## Extract provided
++++++++

Big, jumping, leaf-chewing insects that can move into a garden in waves during hot, dry summers and strip plants fast. Most years a few grasshoppers do little harm, but in outbreak years, often after dry springs, they arrive from surrounding grassland and can devour leaves, flowers, and whole seedlings.

🔎 How to spot it

Adults are large, one to two inches long, in brown, green, or gray, with powerful hind legs for jumping and, in many species, wings for flight. They have short antennae and chewing mouthparts. Look for large, irregular chunks bitten from leaf edges and flowers, ragged defoliation that worsens through summer, and the insects themselves springing away as you approach. Common species include the differential, two-striped, and redlegged grasshoppers.

🥀 Damage it causes

Grasshoppers chew large sections out of leaves and flowers and can devour entire young plants, favoring lettuce, beans, corn, carrots, onions, and many annual flowers while mostly leaving squash and tomato alone. Damage builds through the season as the insects grow, and in outbreak years a hungry migration can defoliate a planting in days.

++++++++

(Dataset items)
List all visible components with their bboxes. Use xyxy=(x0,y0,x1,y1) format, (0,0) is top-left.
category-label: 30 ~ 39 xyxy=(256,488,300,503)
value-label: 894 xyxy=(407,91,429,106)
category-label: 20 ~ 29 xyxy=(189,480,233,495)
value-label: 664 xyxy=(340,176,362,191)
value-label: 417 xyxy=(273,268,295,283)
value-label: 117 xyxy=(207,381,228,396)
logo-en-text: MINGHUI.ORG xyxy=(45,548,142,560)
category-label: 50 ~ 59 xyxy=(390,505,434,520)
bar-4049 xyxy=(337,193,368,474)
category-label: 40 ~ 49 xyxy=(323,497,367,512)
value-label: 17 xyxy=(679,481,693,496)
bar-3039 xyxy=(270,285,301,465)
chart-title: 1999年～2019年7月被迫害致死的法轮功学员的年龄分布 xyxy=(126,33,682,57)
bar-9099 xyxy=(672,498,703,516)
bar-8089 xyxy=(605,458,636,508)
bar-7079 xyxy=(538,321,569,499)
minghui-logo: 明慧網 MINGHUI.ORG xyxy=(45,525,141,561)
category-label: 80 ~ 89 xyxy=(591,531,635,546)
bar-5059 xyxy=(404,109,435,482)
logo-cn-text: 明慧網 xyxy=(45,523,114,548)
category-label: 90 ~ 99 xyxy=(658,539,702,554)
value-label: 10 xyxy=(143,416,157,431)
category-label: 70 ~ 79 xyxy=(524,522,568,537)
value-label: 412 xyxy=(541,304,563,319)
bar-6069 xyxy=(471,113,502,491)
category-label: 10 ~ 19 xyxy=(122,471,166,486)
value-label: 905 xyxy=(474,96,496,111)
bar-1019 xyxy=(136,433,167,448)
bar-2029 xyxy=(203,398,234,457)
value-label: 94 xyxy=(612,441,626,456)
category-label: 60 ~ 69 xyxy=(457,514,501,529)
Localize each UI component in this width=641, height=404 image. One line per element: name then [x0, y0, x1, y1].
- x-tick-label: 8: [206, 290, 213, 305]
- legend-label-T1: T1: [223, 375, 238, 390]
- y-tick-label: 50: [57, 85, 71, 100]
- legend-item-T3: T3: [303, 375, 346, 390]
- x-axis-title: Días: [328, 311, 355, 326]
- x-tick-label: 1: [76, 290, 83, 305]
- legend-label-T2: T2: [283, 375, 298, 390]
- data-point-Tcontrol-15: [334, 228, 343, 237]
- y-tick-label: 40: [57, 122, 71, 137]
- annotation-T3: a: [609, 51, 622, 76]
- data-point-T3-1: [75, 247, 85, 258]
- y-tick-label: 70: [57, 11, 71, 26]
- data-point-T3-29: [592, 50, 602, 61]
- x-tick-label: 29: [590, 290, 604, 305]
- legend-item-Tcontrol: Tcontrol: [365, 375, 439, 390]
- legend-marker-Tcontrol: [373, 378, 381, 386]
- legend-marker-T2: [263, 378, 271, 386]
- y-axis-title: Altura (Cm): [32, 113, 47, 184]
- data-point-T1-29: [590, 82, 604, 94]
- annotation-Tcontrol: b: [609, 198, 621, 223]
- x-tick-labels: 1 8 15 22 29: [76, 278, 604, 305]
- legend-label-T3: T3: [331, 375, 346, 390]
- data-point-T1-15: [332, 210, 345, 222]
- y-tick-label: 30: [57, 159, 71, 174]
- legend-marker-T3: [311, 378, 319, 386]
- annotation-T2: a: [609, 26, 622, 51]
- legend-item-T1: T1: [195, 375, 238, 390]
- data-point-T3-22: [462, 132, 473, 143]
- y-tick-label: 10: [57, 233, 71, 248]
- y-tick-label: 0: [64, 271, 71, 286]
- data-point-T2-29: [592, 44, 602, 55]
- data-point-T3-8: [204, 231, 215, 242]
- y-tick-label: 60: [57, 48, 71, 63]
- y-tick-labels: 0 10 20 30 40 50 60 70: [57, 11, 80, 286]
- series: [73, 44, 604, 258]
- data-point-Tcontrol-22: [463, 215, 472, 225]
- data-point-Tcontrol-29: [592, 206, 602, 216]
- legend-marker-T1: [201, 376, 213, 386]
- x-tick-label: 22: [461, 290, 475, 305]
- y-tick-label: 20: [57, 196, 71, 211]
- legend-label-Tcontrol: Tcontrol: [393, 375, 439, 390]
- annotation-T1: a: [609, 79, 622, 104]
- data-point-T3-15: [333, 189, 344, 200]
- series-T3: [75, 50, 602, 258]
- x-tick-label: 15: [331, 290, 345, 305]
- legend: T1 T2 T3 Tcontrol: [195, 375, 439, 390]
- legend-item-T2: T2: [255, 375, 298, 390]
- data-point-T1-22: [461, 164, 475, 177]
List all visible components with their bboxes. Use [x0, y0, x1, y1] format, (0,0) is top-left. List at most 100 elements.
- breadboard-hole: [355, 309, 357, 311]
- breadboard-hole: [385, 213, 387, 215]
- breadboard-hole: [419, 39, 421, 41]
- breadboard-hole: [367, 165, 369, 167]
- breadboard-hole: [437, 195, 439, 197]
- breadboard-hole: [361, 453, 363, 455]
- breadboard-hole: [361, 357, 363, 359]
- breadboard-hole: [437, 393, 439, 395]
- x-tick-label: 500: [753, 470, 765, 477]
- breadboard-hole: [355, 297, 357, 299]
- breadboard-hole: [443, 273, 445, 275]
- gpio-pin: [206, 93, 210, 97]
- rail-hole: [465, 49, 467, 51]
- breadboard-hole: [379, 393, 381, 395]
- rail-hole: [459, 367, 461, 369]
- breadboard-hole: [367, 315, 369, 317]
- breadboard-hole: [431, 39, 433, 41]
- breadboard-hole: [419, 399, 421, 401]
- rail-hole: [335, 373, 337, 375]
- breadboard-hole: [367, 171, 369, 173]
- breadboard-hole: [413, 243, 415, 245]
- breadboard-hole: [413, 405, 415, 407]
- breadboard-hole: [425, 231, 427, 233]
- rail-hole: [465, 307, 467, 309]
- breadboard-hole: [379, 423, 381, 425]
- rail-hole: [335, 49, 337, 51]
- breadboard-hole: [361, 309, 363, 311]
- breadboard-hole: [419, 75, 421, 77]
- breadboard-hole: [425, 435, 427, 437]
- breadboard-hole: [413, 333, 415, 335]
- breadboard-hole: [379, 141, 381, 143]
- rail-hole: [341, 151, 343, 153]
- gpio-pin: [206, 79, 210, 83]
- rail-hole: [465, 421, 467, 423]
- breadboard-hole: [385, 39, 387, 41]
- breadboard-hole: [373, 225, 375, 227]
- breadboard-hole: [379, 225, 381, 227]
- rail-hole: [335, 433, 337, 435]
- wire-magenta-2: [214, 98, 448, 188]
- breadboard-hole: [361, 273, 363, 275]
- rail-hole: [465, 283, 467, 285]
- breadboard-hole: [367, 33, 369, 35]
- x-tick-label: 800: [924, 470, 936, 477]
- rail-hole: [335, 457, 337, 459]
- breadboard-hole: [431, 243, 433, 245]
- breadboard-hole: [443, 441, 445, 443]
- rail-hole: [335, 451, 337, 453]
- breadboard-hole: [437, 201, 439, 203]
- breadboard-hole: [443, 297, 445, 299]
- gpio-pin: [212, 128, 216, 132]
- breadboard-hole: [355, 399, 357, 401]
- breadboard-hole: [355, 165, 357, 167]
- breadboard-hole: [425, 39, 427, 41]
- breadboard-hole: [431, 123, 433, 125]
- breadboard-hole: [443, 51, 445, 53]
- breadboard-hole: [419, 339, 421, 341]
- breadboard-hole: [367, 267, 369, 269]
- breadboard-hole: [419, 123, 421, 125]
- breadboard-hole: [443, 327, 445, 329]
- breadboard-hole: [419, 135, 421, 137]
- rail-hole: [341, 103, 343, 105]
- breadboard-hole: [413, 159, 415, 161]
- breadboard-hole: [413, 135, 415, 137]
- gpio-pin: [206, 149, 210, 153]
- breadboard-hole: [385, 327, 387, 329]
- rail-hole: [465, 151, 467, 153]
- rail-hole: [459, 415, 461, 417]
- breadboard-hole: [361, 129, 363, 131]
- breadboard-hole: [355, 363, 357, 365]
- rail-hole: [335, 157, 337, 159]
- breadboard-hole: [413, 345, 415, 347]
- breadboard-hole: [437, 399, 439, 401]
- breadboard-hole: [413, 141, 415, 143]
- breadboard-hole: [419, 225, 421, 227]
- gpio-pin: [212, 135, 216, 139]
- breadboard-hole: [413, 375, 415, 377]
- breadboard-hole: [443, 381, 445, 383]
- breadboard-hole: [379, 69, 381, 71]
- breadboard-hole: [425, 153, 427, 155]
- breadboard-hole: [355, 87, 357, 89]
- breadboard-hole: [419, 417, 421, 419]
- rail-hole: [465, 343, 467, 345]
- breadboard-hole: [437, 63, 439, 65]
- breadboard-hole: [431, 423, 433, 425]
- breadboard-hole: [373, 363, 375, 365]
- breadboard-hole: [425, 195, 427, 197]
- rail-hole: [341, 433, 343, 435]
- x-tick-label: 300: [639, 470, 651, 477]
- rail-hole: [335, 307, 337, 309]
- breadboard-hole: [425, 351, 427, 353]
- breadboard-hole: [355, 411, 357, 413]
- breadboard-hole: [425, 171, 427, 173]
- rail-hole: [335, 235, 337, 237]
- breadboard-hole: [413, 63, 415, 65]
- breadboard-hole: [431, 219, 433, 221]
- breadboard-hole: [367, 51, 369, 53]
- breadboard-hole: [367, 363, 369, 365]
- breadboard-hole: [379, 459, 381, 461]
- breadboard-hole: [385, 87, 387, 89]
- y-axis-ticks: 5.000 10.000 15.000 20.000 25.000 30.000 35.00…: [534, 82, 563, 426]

++++++++

## What you will do
(a) Name every grasshopper species that the grasshopper pest text lists as common.
(b) Resume the grasshopper pest text, picking up after its final sentence.

## Task-by-task outputs
(a) differential grasshopper, two-striped grasshopper, redlegged grasshopper

(b)
🛡️ Prevent it

Protect valued plants with floating row cover or, since grasshoppers chew through cloth, metal window screening over hoops. Keep the garden edges mowed and clear of the tall, weedy grass where they lay eggs and develop, or instead leave a green border of grass or tall plants around the garden to trap and divert them away from crops, never letting that border dry out. Encourage birds and other natural enemies.

🧯 If it is already here

Handpick and drop them in soapy water in the cool of early morning when they are sluggish. Organic baits containing the microbe Nosema locustae work best while grasshoppers are still small and young. Spraying is largely ineffective because the insects are big, mobile, and constantly reinvading, and it harms pollinators and beneficials. Wet weather helps by spreading a natural grasshopper-killing fungus.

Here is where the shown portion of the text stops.